[Directive]: Pictures stay out of the copy; set down each line of the listing below exactly.

— START —

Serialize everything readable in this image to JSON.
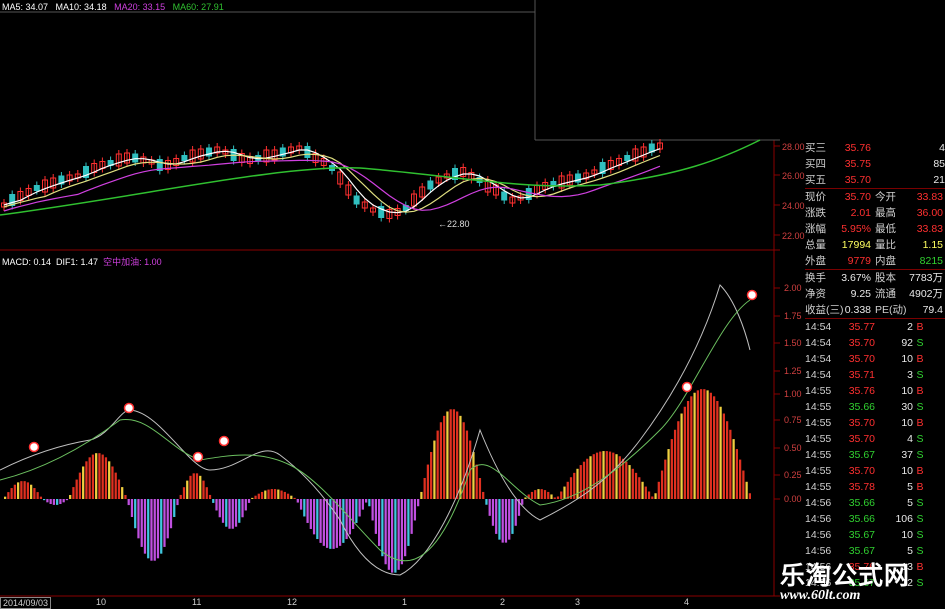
{
  "ma_header": {
    "ma5": "MA5: 34.07",
    "ma10": "MA10: 34.18",
    "ma20": "MA20: 33.15",
    "ma60": "MA60: 27.91",
    "colors": {
      "ma5": "#ffffff",
      "ma10": "#ffffff",
      "ma20": "#d040e0",
      "ma60": "#30c030"
    }
  },
  "macd_header": {
    "macd": "MACD: 0.14",
    "dif1": "DIF1: 1.47",
    "signal": "空中加油: 1.00"
  },
  "price_axis": {
    "labels": [
      "28.00",
      "26.00",
      "24.00",
      "22.00"
    ],
    "low_marker": "22.80"
  },
  "macd_axis": {
    "labels": [
      "2.00",
      "1.75",
      "1.50",
      "1.25",
      "1.00",
      "0.75",
      "0.50",
      "0.25",
      "0.00"
    ]
  },
  "x_axis": {
    "start_date": "2014/09/03",
    "month_labels": [
      "10",
      "11",
      "12",
      "1",
      "2",
      "3",
      "4"
    ]
  },
  "order_book": [
    {
      "label": "买三",
      "price": "35.76",
      "qty": "4"
    },
    {
      "label": "买四",
      "price": "35.75",
      "qty": "85"
    },
    {
      "label": "买五",
      "price": "35.70",
      "qty": "21"
    }
  ],
  "quote": [
    {
      "l1": "现价",
      "v1": "35.70",
      "l2": "今开",
      "v2": "33.83"
    },
    {
      "l1": "涨跌",
      "v1": "2.01",
      "l2": "最高",
      "v2": "36.00"
    },
    {
      "l1": "涨幅",
      "v1": "5.95%",
      "l2": "最低",
      "v2": "33.83"
    },
    {
      "l1": "总量",
      "v1": "17994",
      "l2": "量比",
      "v2": "1.15"
    },
    {
      "l1": "外盘",
      "v1": "9779",
      "l2": "内盘",
      "v2": "8215"
    }
  ],
  "stats": [
    {
      "l1": "换手",
      "v1": "3.67%",
      "l2": "股本",
      "v2": "7783万"
    },
    {
      "l1": "净资",
      "v1": "9.25",
      "l2": "流通",
      "v2": "4902万"
    },
    {
      "l1": "收益(三)",
      "v1": "0.338",
      "l2": "PE(动)",
      "v2": "79.4"
    }
  ],
  "ticks": [
    {
      "time": "14:54",
      "price": "35.77",
      "vol": "2",
      "side": "B"
    },
    {
      "time": "14:54",
      "price": "35.70",
      "vol": "92",
      "side": "S"
    },
    {
      "time": "14:54",
      "price": "35.70",
      "vol": "10",
      "side": "B"
    },
    {
      "time": "14:54",
      "price": "35.71",
      "vol": "3",
      "side": "S"
    },
    {
      "time": "14:55",
      "price": "35.76",
      "vol": "10",
      "side": "B"
    },
    {
      "time": "14:55",
      "price": "35.66",
      "vol": "30",
      "side": "S"
    },
    {
      "time": "14:55",
      "price": "35.70",
      "vol": "10",
      "side": "B"
    },
    {
      "time": "14:55",
      "price": "35.70",
      "vol": "4",
      "side": "S"
    },
    {
      "time": "14:55",
      "price": "35.67",
      "vol": "37",
      "side": "S"
    },
    {
      "time": "14:55",
      "price": "35.70",
      "vol": "10",
      "side": "B"
    },
    {
      "time": "14:55",
      "price": "35.78",
      "vol": "5",
      "side": "B"
    },
    {
      "time": "14:56",
      "price": "35.66",
      "vol": "5",
      "side": "S"
    },
    {
      "time": "14:56",
      "price": "35.66",
      "vol": "106",
      "side": "S"
    },
    {
      "time": "14:56",
      "price": "35.67",
      "vol": "10",
      "side": "S"
    },
    {
      "time": "14:56",
      "price": "35.67",
      "vol": "5",
      "side": "S"
    },
    {
      "time": "14:56",
      "price": "35.76",
      "vol": "13",
      "side": "B"
    },
    {
      "time": "14:56",
      "price": "35.67",
      "vol": "12",
      "side": "S"
    }
  ],
  "watermark": {
    "title": "乐淘公式网",
    "url": "www.60lt.com"
  },
  "colors": {
    "up": "#ff3030",
    "down": "#30c0c0",
    "buy_tag": "#ff3030",
    "sell_tag": "#30d030",
    "grid_red": "#8a0000",
    "hist_red": "#e03020",
    "hist_yellow": "#f0d040",
    "hist_cyan": "#40c8e0",
    "hist_magenta": "#c050e0"
  }
}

— END —

[Result of the exercise]:
Serialize everything readable in this image to JSON.
{
  "ma_header": {
    "ma5": "MA5: 34.07",
    "ma10": "MA10: 34.18",
    "ma20": "MA20: 33.15",
    "ma60": "MA60: 27.91",
    "colors": {
      "ma5": "#ffffff",
      "ma10": "#ffffff",
      "ma20": "#d040e0",
      "ma60": "#30c030"
    }
  },
  "macd_header": {
    "macd": "MACD: 0.14",
    "dif1": "DIF1: 1.47",
    "signal": "空中加油: 1.00"
  },
  "price_axis": {
    "labels": [
      "28.00",
      "26.00",
      "24.00",
      "22.00"
    ],
    "low_marker": "22.80"
  },
  "macd_axis": {
    "labels": [
      "2.00",
      "1.75",
      "1.50",
      "1.25",
      "1.00",
      "0.75",
      "0.50",
      "0.25",
      "0.00"
    ]
  },
  "x_axis": {
    "start_date": "2014/09/03",
    "month_labels": [
      "10",
      "11",
      "12",
      "1",
      "2",
      "3",
      "4"
    ]
  },
  "order_book": [
    {
      "label": "买三",
      "price": "35.76",
      "qty": "4"
    },
    {
      "label": "买四",
      "price": "35.75",
      "qty": "85"
    },
    {
      "label": "买五",
      "price": "35.70",
      "qty": "21"
    }
  ],
  "quote": [
    {
      "l1": "现价",
      "v1": "35.70",
      "l2": "今开",
      "v2": "33.83"
    },
    {
      "l1": "涨跌",
      "v1": "2.01",
      "l2": "最高",
      "v2": "36.00"
    },
    {
      "l1": "涨幅",
      "v1": "5.95%",
      "l2": "最低",
      "v2": "33.83"
    },
    {
      "l1": "总量",
      "v1": "17994",
      "l2": "量比",
      "v2": "1.15"
    },
    {
      "l1": "外盘",
      "v1": "9779",
      "l2": "内盘",
      "v2": "8215"
    }
  ],
  "stats": [
    {
      "l1": "换手",
      "v1": "3.67%",
      "l2": "股本",
      "v2": "7783万"
    },
    {
      "l1": "净资",
      "v1": "9.25",
      "l2": "流通",
      "v2": "4902万"
    },
    {
      "l1": "收益(三)",
      "v1": "0.338",
      "l2": "PE(动)",
      "v2": "79.4"
    }
  ],
  "ticks": [
    {
      "time": "14:54",
      "price": "35.77",
      "vol": "2",
      "side": "B"
    },
    {
      "time": "14:54",
      "price": "35.70",
      "vol": "92",
      "side": "S"
    },
    {
      "time": "14:54",
      "price": "35.70",
      "vol": "10",
      "side": "B"
    },
    {
      "time": "14:54",
      "price": "35.71",
      "vol": "3",
      "side": "S"
    },
    {
      "time": "14:55",
      "price": "35.76",
      "vol": "10",
      "side": "B"
    },
    {
      "time": "14:55",
      "price": "35.66",
      "vol": "30",
      "side": "S"
    },
    {
      "time": "14:55",
      "price": "35.70",
      "vol": "10",
      "side": "B"
    },
    {
      "time": "14:55",
      "price": "35.70",
      "vol": "4",
      "side": "S"
    },
    {
      "time": "14:55",
      "price": "35.67",
      "vol": "37",
      "side": "S"
    },
    {
      "time": "14:55",
      "price": "35.70",
      "vol": "10",
      "side": "B"
    },
    {
      "time": "14:55",
      "price": "35.78",
      "vol": "5",
      "side": "B"
    },
    {
      "time": "14:56",
      "price": "35.66",
      "vol": "5",
      "side": "S"
    },
    {
      "time": "14:56",
      "price": "35.66",
      "vol": "106",
      "side": "S"
    },
    {
      "time": "14:56",
      "price": "35.67",
      "vol": "10",
      "side": "S"
    },
    {
      "time": "14:56",
      "price": "35.67",
      "vol": "5",
      "side": "S"
    },
    {
      "time": "14:56",
      "price": "35.76",
      "vol": "13",
      "side": "B"
    },
    {
      "time": "14:56",
      "price": "35.67",
      "vol": "12",
      "side": "S"
    }
  ],
  "watermark": {
    "title": "乐淘公式网",
    "url": "www.60lt.com"
  },
  "colors": {
    "up": "#ff3030",
    "down": "#30c0c0",
    "buy_tag": "#ff3030",
    "sell_tag": "#30d030",
    "grid_red": "#8a0000",
    "hist_red": "#e03020",
    "hist_yellow": "#f0d040",
    "hist_cyan": "#40c8e0",
    "hist_magenta": "#c050e0"
  }
}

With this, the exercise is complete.